>> BEGIN Available data

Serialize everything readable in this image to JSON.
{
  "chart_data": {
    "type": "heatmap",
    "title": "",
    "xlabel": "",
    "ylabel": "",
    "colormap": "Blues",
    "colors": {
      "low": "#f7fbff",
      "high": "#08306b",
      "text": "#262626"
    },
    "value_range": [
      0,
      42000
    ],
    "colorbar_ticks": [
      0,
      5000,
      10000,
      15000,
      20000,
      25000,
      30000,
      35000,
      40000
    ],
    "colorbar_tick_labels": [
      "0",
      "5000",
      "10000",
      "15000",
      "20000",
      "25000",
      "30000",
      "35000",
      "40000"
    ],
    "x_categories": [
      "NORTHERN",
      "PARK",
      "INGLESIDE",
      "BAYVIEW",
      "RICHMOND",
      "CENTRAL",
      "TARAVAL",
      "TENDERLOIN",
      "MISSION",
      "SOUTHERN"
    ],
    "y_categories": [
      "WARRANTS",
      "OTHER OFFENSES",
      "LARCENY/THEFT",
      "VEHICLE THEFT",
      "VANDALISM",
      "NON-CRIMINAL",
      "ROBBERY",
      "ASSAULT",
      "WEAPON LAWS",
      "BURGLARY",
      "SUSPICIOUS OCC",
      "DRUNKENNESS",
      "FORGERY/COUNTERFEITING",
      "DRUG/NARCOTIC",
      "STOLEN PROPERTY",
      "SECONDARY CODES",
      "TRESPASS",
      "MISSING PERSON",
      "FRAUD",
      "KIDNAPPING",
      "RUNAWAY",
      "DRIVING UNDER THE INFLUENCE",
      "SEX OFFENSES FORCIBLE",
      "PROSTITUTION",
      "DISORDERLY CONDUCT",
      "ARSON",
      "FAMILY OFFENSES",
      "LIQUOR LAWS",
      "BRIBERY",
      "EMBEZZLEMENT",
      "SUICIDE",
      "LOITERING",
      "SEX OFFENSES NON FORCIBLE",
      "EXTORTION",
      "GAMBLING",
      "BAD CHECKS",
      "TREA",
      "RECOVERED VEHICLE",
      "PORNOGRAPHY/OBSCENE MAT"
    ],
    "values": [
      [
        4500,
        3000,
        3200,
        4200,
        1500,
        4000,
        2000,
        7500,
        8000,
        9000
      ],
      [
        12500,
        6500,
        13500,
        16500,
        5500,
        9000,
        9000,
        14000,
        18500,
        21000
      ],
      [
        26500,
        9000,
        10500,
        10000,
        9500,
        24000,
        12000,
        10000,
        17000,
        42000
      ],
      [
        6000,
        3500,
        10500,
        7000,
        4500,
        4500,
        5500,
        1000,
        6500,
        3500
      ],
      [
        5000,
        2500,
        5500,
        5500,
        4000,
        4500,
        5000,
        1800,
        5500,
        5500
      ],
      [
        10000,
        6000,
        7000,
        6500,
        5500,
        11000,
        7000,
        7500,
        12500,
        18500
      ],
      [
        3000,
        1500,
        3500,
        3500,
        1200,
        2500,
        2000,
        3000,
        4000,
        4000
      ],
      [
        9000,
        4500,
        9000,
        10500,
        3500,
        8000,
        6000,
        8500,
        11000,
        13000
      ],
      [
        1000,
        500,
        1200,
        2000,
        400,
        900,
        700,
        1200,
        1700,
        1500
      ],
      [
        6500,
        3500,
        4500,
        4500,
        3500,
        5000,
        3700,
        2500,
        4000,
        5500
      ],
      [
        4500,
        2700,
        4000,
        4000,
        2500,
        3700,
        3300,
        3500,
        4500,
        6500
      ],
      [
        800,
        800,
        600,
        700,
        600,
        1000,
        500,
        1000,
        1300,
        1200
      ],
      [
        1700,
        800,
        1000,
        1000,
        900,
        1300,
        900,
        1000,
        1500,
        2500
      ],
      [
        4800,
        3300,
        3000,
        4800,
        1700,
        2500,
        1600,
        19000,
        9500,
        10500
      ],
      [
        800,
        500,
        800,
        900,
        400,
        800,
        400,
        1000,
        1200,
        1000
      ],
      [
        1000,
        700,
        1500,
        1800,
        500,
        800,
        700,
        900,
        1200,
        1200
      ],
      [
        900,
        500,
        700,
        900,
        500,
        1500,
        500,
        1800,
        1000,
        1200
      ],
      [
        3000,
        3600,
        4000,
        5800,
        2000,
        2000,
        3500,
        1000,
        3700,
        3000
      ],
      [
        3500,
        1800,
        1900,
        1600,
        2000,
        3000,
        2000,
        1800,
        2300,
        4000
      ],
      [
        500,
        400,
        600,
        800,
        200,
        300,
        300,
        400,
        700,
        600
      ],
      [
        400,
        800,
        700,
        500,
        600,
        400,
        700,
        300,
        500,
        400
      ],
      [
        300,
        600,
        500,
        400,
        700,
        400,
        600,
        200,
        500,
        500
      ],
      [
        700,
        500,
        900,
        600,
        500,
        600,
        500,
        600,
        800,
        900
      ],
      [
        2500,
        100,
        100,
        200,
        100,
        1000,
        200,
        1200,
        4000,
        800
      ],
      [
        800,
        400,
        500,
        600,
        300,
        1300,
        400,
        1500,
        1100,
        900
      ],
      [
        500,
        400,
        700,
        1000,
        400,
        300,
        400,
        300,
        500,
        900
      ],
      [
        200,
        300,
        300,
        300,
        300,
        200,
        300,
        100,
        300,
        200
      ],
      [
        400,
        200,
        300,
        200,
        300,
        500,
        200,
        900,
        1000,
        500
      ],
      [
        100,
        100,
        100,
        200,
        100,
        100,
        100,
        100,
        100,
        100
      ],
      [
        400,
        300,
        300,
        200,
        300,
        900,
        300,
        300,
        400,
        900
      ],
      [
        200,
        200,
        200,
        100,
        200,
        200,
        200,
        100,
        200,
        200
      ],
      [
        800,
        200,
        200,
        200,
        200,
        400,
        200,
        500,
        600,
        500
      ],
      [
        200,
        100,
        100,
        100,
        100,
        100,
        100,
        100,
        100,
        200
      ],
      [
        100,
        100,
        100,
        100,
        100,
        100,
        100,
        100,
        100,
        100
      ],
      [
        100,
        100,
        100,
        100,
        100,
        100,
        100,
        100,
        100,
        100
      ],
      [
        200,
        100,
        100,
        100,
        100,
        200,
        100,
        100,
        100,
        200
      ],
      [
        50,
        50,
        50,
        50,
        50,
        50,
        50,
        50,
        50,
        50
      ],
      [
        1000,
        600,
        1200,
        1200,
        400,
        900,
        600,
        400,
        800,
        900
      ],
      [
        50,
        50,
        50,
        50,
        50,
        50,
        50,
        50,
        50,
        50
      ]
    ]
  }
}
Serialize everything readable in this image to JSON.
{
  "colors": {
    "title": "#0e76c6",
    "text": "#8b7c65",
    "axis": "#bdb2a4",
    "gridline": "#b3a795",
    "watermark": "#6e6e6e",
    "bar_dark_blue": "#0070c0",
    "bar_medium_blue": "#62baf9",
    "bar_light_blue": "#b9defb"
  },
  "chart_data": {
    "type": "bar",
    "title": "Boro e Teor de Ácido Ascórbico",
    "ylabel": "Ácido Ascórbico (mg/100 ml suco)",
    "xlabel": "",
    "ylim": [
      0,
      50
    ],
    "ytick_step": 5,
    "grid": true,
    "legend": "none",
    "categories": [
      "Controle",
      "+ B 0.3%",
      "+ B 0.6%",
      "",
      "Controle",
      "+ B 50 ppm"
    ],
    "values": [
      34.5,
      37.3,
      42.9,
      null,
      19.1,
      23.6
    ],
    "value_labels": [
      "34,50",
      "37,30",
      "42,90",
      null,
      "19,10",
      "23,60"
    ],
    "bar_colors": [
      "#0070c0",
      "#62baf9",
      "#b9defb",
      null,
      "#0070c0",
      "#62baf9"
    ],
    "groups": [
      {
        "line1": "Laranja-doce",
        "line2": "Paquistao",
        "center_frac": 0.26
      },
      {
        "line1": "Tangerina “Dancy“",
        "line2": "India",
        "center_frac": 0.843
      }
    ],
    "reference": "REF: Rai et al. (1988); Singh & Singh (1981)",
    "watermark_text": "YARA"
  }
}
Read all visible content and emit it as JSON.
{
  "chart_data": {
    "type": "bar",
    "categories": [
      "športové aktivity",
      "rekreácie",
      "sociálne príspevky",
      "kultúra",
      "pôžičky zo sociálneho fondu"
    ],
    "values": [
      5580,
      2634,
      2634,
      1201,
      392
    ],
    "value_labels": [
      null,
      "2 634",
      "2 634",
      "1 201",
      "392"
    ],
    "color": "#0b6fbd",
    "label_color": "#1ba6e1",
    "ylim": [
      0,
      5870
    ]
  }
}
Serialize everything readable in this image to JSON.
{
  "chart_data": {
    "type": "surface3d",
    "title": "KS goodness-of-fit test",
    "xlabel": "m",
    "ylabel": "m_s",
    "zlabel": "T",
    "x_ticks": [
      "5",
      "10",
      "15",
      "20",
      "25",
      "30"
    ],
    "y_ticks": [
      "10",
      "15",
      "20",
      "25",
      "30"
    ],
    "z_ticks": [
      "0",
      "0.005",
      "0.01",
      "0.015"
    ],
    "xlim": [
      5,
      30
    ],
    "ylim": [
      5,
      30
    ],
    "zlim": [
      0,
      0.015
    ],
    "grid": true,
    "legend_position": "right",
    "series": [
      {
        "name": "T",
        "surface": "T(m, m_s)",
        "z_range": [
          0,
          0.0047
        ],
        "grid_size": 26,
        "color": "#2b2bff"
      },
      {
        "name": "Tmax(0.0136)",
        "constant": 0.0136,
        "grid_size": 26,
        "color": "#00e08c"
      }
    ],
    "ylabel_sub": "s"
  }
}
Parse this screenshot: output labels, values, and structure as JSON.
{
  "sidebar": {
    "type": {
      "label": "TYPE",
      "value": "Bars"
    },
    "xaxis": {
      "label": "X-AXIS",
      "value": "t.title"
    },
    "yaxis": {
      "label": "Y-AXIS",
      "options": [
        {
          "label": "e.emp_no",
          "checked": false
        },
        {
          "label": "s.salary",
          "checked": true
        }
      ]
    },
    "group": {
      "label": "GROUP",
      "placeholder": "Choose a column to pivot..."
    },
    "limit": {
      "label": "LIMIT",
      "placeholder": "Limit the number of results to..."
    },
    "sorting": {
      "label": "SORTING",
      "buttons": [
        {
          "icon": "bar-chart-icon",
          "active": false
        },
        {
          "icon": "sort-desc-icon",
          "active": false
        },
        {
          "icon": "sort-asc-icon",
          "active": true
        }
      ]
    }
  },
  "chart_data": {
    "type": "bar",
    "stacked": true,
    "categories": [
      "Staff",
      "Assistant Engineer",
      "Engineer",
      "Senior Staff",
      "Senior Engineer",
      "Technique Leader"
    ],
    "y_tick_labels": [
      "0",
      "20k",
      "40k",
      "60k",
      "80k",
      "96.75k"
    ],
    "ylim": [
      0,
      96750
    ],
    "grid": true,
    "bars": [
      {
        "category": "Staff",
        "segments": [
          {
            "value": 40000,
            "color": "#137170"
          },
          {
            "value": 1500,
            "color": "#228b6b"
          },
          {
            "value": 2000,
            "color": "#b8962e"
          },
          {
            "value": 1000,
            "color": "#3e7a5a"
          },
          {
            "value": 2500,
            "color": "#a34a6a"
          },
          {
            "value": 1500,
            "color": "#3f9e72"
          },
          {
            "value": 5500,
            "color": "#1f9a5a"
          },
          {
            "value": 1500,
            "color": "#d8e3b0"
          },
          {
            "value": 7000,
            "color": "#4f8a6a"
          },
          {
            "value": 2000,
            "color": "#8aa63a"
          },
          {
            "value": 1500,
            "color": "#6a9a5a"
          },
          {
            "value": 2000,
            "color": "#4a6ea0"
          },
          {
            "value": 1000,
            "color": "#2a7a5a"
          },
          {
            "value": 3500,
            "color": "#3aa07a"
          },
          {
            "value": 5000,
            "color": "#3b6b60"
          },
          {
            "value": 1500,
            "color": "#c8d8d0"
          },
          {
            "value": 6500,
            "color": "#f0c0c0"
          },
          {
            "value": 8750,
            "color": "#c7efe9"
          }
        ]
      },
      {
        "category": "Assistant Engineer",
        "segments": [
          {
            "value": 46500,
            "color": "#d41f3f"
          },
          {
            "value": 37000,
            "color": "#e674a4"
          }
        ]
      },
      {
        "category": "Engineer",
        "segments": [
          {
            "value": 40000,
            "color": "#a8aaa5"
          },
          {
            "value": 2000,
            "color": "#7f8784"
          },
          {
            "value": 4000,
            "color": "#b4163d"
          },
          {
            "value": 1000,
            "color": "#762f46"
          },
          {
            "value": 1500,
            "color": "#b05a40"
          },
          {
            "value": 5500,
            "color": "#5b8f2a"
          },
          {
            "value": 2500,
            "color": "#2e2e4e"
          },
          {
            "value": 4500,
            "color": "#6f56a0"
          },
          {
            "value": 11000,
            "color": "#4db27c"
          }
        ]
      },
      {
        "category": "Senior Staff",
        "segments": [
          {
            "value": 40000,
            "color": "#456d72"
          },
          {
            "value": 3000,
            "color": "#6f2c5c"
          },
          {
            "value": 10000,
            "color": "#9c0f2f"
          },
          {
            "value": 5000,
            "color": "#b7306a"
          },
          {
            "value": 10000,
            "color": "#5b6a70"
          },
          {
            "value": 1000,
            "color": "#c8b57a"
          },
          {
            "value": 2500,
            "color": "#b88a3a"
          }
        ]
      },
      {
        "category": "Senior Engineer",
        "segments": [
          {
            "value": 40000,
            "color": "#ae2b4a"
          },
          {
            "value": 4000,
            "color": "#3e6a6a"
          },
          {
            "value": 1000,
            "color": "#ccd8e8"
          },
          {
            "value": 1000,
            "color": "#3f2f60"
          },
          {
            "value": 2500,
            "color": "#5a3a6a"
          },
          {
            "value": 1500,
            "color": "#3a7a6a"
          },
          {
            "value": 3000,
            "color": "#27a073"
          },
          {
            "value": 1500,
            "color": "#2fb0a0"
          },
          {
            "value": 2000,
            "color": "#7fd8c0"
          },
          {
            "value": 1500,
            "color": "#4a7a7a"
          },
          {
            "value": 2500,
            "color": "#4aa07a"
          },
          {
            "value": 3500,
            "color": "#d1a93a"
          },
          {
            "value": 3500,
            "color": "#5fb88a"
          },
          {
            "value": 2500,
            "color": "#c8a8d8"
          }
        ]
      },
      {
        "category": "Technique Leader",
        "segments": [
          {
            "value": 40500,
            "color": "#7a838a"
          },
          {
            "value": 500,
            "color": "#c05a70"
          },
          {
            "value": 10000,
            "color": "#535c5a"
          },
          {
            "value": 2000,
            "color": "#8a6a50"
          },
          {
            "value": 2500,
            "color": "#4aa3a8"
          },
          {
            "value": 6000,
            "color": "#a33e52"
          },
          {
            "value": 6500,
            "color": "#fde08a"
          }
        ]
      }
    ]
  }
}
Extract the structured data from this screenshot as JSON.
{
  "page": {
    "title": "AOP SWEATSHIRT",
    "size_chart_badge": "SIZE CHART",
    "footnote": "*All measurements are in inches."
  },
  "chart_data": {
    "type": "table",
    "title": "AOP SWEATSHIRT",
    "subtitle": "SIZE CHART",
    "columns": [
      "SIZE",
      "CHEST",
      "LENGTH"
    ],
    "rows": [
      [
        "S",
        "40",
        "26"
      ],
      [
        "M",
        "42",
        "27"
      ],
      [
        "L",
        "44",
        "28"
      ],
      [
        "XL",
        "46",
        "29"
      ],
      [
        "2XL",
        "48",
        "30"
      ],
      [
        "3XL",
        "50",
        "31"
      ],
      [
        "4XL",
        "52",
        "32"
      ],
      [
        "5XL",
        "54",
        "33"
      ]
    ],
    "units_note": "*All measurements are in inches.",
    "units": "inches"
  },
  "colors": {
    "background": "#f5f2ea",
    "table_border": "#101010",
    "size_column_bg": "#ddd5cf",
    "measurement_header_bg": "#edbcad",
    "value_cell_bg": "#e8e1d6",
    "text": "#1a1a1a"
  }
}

>> END Available data

● **What is required**
Of all the lines above, how many contain the word "screenshot"? Answer with only the number.

● **Task answer**
2